[Data entries]
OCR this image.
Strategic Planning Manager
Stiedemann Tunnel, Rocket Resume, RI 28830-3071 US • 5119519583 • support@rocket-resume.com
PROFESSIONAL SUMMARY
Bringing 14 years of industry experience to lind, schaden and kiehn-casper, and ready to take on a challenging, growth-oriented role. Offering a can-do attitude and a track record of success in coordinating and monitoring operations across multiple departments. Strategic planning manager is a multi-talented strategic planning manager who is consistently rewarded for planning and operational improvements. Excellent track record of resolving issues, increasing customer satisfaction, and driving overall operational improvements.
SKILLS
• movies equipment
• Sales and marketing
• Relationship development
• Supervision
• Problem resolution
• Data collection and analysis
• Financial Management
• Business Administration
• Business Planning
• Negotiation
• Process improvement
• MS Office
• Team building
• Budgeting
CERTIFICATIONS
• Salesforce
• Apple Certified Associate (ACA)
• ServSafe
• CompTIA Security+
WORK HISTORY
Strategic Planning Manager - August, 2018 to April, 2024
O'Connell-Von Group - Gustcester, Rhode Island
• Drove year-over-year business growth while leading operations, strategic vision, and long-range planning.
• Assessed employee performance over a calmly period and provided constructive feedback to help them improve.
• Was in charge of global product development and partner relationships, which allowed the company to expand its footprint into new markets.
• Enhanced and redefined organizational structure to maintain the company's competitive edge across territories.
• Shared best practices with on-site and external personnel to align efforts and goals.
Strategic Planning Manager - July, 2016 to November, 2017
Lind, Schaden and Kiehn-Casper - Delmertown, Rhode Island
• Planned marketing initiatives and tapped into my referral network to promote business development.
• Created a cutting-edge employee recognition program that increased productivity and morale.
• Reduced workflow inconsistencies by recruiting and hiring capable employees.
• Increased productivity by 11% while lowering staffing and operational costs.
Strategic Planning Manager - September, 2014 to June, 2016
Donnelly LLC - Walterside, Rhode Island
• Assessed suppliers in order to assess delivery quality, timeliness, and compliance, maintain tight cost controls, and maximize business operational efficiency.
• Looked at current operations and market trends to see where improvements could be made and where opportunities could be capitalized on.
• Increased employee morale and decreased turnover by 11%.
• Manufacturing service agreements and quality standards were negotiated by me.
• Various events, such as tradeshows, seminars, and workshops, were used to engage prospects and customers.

--

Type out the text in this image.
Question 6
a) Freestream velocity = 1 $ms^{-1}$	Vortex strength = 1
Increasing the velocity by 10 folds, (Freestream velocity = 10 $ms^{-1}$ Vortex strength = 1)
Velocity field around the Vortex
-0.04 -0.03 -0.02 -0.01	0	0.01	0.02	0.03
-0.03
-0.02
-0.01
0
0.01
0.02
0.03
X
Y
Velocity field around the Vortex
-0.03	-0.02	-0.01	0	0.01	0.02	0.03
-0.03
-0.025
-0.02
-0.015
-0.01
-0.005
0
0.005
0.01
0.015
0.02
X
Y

---

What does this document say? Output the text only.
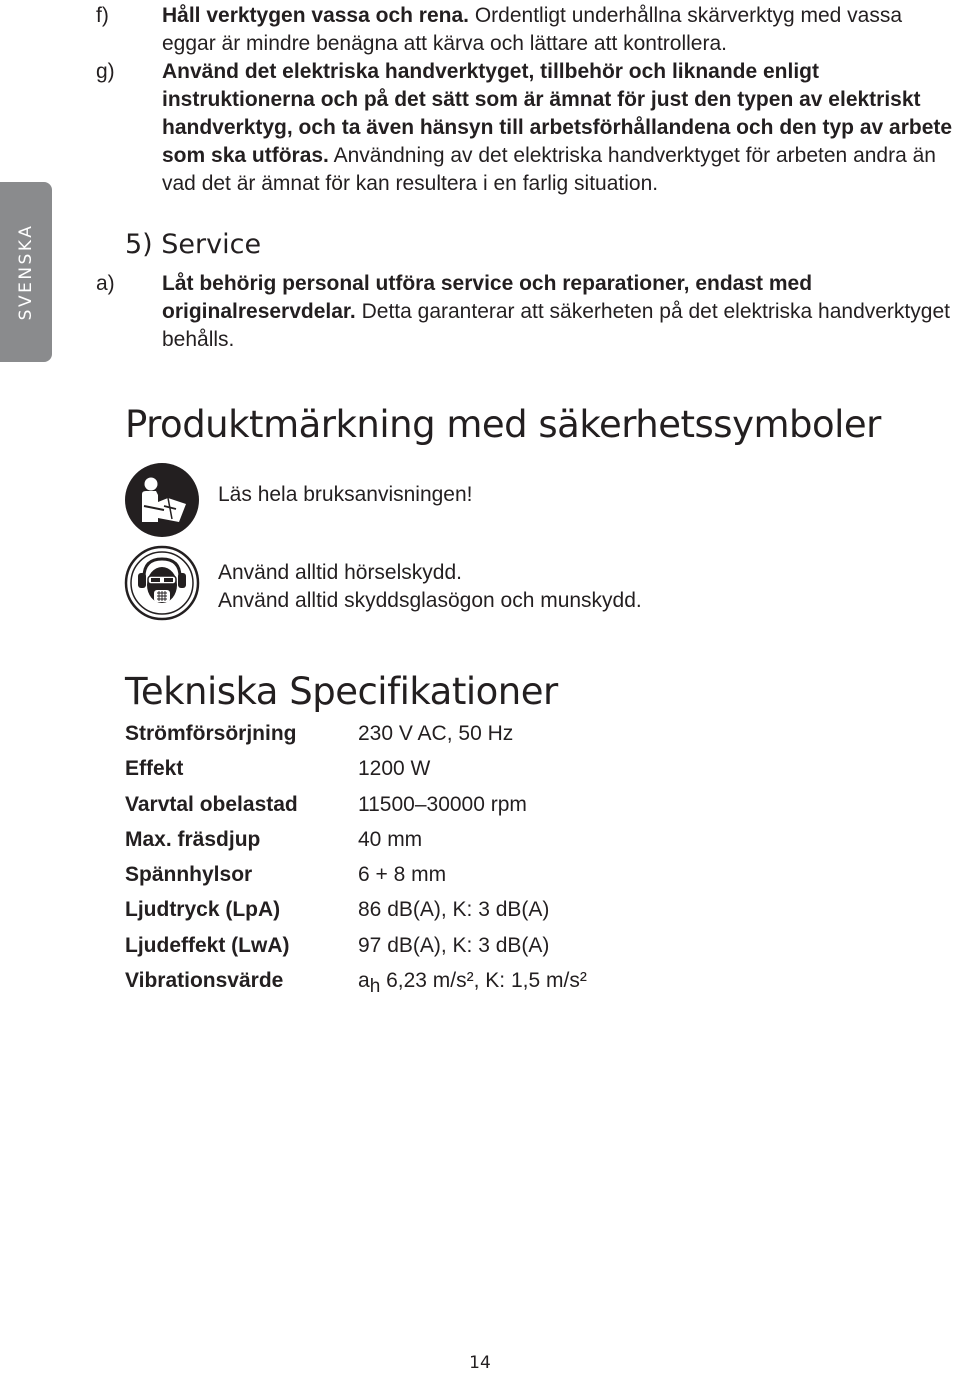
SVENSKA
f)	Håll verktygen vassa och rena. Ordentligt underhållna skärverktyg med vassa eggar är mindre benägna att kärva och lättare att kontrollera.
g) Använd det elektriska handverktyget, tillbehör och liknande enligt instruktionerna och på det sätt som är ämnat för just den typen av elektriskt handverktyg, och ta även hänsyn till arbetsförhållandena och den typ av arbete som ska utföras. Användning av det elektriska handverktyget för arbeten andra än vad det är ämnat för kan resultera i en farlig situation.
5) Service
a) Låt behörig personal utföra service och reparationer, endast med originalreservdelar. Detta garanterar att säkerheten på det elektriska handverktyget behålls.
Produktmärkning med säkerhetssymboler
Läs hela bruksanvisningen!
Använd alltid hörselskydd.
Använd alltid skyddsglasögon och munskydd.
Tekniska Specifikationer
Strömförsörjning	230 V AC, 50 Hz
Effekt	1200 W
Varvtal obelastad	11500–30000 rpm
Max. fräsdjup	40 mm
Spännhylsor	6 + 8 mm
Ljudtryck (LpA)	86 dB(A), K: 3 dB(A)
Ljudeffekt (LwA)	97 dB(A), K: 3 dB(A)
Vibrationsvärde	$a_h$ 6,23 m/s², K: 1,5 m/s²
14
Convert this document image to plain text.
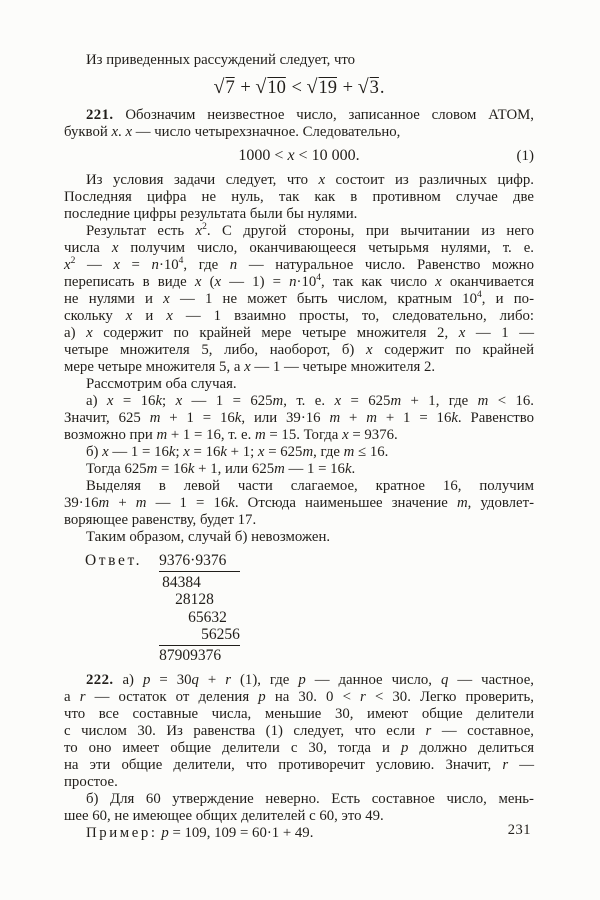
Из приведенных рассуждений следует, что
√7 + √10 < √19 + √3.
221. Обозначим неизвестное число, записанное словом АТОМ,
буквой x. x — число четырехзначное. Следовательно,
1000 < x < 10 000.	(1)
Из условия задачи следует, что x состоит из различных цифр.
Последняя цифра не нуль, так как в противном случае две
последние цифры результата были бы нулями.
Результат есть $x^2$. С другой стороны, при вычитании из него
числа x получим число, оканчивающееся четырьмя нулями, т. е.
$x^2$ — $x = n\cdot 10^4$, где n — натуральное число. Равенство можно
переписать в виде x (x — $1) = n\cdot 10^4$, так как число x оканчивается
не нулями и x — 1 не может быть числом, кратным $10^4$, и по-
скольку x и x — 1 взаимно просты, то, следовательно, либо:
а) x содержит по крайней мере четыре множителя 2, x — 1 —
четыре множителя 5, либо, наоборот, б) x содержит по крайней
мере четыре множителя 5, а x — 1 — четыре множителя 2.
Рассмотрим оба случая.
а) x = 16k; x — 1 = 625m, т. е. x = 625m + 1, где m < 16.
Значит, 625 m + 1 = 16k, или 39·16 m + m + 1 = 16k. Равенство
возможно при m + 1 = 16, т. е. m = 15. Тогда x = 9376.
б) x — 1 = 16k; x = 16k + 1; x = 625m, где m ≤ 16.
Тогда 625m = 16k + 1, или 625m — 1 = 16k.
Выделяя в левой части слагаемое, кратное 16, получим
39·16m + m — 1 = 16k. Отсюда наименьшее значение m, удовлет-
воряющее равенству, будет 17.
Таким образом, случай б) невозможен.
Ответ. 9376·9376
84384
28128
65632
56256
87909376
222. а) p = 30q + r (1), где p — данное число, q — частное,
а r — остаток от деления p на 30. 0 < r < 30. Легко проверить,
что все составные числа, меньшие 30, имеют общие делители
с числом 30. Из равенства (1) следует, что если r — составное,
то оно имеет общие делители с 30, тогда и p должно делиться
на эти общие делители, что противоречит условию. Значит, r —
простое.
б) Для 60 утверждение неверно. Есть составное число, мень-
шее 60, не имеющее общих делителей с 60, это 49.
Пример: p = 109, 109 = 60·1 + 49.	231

Your objective:
Only lines with the word "across" should be collected from the material.

The solution:
Bringing 14 years of industry experience to lind, schaden and kiehn-casper, and ready to take on a challenging, growth-oriented role. Offering a can-do attitude and a track record of success in coordinating and monitoring operations across multiple departments. Strategic planning manager is a multi-talented strategic planning manager who is consistently rewarded for planning and operational improvements. Excellent track record of resolving issues, increasing customer satisfaction, and driving overall operational improvements.
• Enhanced and redefined organizational structure to maintain the company's competitive edge across territories.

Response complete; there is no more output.